> _Work required_:
Below is a block of records; repeat all of them exactly.

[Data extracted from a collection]
----
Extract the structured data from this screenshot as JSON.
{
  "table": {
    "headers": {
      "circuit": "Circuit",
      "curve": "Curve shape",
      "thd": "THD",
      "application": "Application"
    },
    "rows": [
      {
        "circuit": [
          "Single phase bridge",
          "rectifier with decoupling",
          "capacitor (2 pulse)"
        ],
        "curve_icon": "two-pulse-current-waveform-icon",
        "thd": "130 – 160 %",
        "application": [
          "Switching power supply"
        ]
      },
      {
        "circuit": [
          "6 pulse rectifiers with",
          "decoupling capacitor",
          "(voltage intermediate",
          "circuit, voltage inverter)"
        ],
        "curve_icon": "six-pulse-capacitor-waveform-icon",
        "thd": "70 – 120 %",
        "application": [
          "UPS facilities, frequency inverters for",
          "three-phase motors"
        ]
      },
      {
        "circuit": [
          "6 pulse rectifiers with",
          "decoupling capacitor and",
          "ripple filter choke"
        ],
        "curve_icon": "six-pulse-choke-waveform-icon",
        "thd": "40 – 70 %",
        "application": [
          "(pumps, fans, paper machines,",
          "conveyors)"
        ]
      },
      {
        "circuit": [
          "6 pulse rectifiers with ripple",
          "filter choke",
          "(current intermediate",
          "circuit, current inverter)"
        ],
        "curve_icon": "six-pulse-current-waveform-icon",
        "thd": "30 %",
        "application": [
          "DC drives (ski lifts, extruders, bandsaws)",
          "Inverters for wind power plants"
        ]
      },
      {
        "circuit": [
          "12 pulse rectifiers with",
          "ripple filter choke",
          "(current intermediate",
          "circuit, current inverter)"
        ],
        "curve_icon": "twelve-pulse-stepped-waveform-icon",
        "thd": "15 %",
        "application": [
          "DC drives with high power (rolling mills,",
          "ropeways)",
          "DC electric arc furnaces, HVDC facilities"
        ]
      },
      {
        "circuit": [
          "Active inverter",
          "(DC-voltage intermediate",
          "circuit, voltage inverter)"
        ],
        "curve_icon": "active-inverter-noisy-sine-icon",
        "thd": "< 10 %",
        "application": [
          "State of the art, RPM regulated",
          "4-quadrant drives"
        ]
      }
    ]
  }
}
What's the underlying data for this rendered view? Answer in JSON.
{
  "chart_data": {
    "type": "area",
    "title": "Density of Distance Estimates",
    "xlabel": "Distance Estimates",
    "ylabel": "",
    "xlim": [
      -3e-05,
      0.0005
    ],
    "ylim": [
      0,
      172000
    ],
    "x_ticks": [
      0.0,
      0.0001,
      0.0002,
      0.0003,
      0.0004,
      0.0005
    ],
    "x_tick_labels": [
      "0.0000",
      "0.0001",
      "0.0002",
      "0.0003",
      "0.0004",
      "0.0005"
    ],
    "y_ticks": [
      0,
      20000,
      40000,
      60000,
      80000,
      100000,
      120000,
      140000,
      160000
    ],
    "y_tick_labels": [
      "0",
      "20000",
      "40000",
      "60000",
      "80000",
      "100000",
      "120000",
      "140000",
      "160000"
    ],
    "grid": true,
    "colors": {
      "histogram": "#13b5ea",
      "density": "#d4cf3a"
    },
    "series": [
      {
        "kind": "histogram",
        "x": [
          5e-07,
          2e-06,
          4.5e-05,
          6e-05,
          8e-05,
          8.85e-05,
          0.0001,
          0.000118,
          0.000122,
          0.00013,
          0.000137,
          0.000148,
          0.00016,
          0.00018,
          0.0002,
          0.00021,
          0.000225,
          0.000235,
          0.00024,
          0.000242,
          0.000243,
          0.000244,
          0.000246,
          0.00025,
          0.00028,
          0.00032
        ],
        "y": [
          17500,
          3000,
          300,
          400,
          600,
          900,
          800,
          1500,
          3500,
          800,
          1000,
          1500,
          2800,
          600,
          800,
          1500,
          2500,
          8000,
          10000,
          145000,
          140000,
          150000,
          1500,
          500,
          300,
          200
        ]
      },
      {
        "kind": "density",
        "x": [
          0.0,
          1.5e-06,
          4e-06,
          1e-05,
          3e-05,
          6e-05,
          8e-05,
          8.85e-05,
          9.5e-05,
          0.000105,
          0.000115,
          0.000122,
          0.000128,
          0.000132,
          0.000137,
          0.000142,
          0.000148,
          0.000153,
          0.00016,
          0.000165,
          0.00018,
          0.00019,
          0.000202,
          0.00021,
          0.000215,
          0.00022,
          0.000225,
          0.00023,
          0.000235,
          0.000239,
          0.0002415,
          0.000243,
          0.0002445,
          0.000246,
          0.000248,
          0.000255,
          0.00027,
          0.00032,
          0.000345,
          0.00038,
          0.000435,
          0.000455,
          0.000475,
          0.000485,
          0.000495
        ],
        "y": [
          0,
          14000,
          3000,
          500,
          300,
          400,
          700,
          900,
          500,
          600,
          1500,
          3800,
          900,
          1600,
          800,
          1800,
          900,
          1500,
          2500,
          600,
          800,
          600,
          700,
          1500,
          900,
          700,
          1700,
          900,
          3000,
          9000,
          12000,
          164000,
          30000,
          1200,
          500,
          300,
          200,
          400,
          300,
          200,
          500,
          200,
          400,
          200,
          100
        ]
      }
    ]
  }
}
----
> _Answer to the exercise_:
Extract the structured data from this screenshot as JSON.
{
  "table": {
    "headers": {
      "circuit": "Circuit",
      "curve": "Curve shape",
      "thd": "THD",
      "application": "Application"
    },
    "rows": [
      {
        "circuit": [
          "Single phase bridge",
          "rectifier with decoupling",
          "capacitor (2 pulse)"
        ],
        "curve_icon": "two-pulse-current-waveform-icon",
        "thd": "130 – 160 %",
        "application": [
          "Switching power supply"
        ]
      },
      {
        "circuit": [
          "6 pulse rectifiers with",
          "decoupling capacitor",
          "(voltage intermediate",
          "circuit, voltage inverter)"
        ],
        "curve_icon": "six-pulse-capacitor-waveform-icon",
        "thd": "70 – 120 %",
        "application": [
          "UPS facilities, frequency inverters for",
          "three-phase motors"
        ]
      },
      {
        "circuit": [
          "6 pulse rectifiers with",
          "decoupling capacitor and",
          "ripple filter choke"
        ],
        "curve_icon": "six-pulse-choke-waveform-icon",
        "thd": "40 – 70 %",
        "application": [
          "(pumps, fans, paper machines,",
          "conveyors)"
        ]
      },
      {
        "circuit": [
          "6 pulse rectifiers with ripple",
          "filter choke",
          "(current intermediate",
          "circuit, current inverter)"
        ],
        "curve_icon": "six-pulse-current-waveform-icon",
        "thd": "30 %",
        "application": [
          "DC drives (ski lifts, extruders, bandsaws)",
          "Inverters for wind power plants"
        ]
      },
      {
        "circuit": [
          "12 pulse rectifiers with",
          "ripple filter choke",
          "(current intermediate",
          "circuit, current inverter)"
        ],
        "curve_icon": "twelve-pulse-stepped-waveform-icon",
        "thd": "15 %",
        "application": [
          "DC drives with high power (rolling mills,",
          "ropeways)",
          "DC electric arc furnaces, HVDC facilities"
        ]
      },
      {
        "circuit": [
          "Active inverter",
          "(DC-voltage intermediate",
          "circuit, voltage inverter)"
        ],
        "curve_icon": "active-inverter-noisy-sine-icon",
        "thd": "< 10 %",
        "application": [
          "State of the art, RPM regulated",
          "4-quadrant drives"
        ]
      }
    ]
  }
}
What's the underlying data for this rendered view? Answer in JSON.
{
  "chart_data": {
    "type": "area",
    "title": "Density of Distance Estimates",
    "xlabel": "Distance Estimates",
    "ylabel": "",
    "xlim": [
      -3e-05,
      0.0005
    ],
    "ylim": [
      0,
      172000
    ],
    "x_ticks": [
      0.0,
      0.0001,
      0.0002,
      0.0003,
      0.0004,
      0.0005
    ],
    "x_tick_labels": [
      "0.0000",
      "0.0001",
      "0.0002",
      "0.0003",
      "0.0004",
      "0.0005"
    ],
    "y_ticks": [
      0,
      20000,
      40000,
      60000,
      80000,
      100000,
      120000,
      140000,
      160000
    ],
    "y_tick_labels": [
      "0",
      "20000",
      "40000",
      "60000",
      "80000",
      "100000",
      "120000",
      "140000",
      "160000"
    ],
    "grid": true,
    "colors": {
      "histogram": "#13b5ea",
      "density": "#d4cf3a"
    },
    "series": [
      {
        "kind": "histogram",
        "x": [
          5e-07,
          2e-06,
          4.5e-05,
          6e-05,
          8e-05,
          8.85e-05,
          0.0001,
          0.000118,
          0.000122,
          0.00013,
          0.000137,
          0.000148,
          0.00016,
          0.00018,
          0.0002,
          0.00021,
          0.000225,
          0.000235,
          0.00024,
          0.000242,
          0.000243,
          0.000244,
          0.000246,
          0.00025,
          0.00028,
          0.00032
        ],
        "y": [
          17500,
          3000,
          300,
          400,
          600,
          900,
          800,
          1500,
          3500,
          800,
          1000,
          1500,
          2800,
          600,
          800,
          1500,
          2500,
          8000,
          10000,
          145000,
          140000,
          150000,
          1500,
          500,
          300,
          200
        ]
      },
      {
        "kind": "density",
        "x": [
          0.0,
          1.5e-06,
          4e-06,
          1e-05,
          3e-05,
          6e-05,
          8e-05,
          8.85e-05,
          9.5e-05,
          0.000105,
          0.000115,
          0.000122,
          0.000128,
          0.000132,
          0.000137,
          0.000142,
          0.000148,
          0.000153,
          0.00016,
          0.000165,
          0.00018,
          0.00019,
          0.000202,
          0.00021,
          0.000215,
          0.00022,
          0.000225,
          0.00023,
          0.000235,
          0.000239,
          0.0002415,
          0.000243,
          0.0002445,
          0.000246,
          0.000248,
          0.000255,
          0.00027,
          0.00032,
          0.000345,
          0.00038,
          0.000435,
          0.000455,
          0.000475,
          0.000485,
          0.000495
        ],
        "y": [
          0,
          14000,
          3000,
          500,
          300,
          400,
          700,
          900,
          500,
          600,
          1500,
          3800,
          900,
          1600,
          800,
          1800,
          900,
          1500,
          2500,
          600,
          800,
          600,
          700,
          1500,
          900,
          700,
          1700,
          900,
          3000,
          9000,
          12000,
          164000,
          30000,
          1200,
          500,
          300,
          200,
          400,
          300,
          200,
          500,
          200,
          400,
          200,
          100
        ]
      }
    ]
  }
}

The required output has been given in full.